In the entries below, find the lines with the word "message" and copy them.

(Stored dataset items)
-=-=-

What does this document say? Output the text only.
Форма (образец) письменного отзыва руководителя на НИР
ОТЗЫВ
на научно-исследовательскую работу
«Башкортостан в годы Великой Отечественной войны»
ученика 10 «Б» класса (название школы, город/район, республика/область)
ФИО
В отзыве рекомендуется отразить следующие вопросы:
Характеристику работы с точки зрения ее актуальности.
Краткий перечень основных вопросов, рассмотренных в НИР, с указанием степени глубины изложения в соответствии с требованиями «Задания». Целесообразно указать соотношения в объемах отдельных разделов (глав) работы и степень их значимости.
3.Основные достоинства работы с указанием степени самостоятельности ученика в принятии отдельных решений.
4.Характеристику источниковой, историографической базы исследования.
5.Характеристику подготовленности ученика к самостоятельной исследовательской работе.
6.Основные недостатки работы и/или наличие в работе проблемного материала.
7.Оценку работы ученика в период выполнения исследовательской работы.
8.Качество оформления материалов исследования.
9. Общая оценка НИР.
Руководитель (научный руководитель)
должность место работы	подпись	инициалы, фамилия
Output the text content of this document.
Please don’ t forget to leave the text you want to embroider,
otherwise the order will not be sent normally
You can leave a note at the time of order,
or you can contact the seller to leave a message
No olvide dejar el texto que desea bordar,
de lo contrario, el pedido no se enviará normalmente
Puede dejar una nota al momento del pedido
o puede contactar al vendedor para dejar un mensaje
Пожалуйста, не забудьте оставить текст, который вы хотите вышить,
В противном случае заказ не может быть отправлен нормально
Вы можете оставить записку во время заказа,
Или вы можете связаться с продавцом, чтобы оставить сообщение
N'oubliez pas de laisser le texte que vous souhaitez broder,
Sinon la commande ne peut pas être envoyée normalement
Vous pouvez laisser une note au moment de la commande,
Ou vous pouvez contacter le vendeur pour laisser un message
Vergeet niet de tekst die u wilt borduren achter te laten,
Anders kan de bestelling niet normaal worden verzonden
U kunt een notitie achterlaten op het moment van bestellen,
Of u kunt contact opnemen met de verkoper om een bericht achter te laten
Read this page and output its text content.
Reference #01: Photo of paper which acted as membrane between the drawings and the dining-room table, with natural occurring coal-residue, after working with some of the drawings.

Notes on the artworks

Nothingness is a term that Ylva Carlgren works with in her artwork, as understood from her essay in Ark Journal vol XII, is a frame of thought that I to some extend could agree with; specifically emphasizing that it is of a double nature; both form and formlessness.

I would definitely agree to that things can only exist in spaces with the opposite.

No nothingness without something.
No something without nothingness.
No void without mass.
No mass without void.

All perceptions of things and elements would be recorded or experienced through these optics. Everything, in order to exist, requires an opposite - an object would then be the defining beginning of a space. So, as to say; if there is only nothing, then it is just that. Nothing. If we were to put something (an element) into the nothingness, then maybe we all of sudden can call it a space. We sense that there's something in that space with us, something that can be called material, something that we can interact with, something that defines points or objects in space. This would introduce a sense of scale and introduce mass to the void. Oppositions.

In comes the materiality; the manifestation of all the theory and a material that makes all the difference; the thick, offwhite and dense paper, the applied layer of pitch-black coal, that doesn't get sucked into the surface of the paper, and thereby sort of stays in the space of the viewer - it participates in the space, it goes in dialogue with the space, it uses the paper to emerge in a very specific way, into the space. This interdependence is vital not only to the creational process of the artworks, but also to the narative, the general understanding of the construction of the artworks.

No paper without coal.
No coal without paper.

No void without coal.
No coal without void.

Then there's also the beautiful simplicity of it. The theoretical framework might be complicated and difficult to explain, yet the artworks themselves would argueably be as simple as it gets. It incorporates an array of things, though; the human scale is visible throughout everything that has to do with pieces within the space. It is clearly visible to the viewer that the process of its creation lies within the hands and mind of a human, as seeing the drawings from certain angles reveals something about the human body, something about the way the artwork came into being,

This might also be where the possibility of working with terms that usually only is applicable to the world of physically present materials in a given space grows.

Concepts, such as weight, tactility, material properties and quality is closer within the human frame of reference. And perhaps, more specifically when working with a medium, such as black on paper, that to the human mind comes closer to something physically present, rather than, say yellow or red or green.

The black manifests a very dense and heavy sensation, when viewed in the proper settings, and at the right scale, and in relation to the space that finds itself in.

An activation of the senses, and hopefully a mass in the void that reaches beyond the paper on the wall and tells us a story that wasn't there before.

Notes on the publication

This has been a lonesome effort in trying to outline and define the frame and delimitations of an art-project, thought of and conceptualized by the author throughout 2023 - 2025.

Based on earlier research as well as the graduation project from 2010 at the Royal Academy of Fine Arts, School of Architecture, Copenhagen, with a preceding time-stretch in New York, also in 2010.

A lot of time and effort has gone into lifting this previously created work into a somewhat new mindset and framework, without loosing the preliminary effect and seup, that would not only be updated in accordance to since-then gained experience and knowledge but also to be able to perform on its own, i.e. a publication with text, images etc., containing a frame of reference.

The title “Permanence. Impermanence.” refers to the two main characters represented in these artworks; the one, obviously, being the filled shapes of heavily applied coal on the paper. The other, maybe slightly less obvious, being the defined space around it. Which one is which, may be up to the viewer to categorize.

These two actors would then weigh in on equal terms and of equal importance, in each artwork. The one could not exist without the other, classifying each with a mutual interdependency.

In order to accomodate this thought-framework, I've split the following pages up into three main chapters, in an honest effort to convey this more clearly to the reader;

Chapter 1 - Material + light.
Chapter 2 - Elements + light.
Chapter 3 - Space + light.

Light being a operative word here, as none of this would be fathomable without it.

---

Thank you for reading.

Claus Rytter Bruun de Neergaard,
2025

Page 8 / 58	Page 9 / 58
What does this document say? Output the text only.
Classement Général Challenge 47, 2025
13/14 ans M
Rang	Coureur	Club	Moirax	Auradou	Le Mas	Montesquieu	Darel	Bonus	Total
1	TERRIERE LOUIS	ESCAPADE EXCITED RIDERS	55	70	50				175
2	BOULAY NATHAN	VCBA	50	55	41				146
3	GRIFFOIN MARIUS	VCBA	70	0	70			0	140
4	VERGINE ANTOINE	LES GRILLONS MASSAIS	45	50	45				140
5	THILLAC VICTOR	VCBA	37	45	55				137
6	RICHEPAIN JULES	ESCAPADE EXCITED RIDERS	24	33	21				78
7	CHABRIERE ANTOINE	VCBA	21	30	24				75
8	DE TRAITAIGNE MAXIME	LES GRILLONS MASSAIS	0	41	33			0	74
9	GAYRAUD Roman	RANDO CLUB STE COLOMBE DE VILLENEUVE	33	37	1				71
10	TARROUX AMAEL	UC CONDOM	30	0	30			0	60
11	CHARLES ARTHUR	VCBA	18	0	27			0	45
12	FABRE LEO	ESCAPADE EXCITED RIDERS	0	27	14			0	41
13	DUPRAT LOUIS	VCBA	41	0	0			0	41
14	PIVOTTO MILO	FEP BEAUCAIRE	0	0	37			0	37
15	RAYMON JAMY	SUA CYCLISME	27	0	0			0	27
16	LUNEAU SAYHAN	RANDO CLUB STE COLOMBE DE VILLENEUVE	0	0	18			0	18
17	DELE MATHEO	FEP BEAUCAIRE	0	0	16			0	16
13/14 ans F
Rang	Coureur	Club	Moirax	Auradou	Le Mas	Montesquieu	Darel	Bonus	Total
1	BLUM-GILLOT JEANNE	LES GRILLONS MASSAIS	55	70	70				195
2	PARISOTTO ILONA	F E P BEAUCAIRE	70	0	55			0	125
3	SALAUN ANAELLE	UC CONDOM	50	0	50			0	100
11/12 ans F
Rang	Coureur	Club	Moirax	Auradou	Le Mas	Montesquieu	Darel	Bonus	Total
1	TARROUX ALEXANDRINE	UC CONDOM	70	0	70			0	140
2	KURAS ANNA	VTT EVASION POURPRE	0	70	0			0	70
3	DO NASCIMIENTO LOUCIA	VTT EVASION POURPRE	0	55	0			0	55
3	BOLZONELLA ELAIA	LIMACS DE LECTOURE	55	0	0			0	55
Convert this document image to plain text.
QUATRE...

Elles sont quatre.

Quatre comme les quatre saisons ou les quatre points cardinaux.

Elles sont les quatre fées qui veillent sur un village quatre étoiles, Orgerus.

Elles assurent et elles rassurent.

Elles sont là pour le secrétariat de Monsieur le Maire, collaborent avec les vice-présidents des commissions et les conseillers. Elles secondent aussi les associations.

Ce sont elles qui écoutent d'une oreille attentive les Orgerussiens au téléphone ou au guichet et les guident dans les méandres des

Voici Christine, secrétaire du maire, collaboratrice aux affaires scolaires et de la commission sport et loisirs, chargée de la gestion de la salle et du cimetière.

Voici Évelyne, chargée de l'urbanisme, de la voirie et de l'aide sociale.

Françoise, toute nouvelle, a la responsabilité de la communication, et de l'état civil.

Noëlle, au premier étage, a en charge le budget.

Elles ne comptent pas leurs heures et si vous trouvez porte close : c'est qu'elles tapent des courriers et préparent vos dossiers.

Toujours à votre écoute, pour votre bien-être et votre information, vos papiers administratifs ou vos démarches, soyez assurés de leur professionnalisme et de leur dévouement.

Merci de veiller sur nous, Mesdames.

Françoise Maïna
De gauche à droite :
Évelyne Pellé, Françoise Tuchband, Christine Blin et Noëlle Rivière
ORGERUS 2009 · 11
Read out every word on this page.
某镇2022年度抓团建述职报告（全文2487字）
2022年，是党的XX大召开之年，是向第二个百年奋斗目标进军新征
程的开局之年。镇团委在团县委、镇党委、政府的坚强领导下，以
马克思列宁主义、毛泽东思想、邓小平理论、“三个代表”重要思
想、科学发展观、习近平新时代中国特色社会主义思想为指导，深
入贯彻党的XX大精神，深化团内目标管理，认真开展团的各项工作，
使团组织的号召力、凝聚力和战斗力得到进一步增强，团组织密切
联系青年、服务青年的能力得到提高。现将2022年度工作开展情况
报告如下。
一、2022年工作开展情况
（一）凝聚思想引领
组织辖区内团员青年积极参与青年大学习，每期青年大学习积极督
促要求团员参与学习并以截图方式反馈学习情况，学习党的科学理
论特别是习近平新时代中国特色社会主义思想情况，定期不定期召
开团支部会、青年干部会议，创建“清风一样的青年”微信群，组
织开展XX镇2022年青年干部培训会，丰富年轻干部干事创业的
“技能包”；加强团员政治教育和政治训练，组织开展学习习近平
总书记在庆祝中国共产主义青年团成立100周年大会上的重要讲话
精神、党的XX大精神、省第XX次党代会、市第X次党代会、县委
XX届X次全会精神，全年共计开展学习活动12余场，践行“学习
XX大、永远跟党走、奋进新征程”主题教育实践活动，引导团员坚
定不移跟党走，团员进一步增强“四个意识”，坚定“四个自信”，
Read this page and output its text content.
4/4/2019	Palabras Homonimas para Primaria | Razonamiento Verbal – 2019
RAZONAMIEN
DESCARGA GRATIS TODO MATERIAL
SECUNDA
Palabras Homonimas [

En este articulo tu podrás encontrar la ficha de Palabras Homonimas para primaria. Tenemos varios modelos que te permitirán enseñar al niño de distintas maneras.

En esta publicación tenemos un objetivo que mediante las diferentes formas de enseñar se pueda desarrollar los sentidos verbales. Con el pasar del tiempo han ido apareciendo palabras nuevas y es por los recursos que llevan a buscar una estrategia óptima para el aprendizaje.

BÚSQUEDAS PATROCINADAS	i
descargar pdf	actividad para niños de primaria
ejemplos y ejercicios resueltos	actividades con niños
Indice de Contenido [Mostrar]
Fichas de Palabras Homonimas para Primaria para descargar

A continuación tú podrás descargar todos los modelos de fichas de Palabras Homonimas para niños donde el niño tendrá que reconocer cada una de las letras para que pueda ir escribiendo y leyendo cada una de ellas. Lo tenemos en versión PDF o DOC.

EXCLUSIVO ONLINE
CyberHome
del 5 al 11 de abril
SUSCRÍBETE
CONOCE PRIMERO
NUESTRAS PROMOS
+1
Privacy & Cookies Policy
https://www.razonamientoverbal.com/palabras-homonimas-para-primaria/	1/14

-=-=-

● **TASK OUTPUT**:
or you can contact the seller to leave a message
Ou vous pouvez contacter le vendeur pour laisser un message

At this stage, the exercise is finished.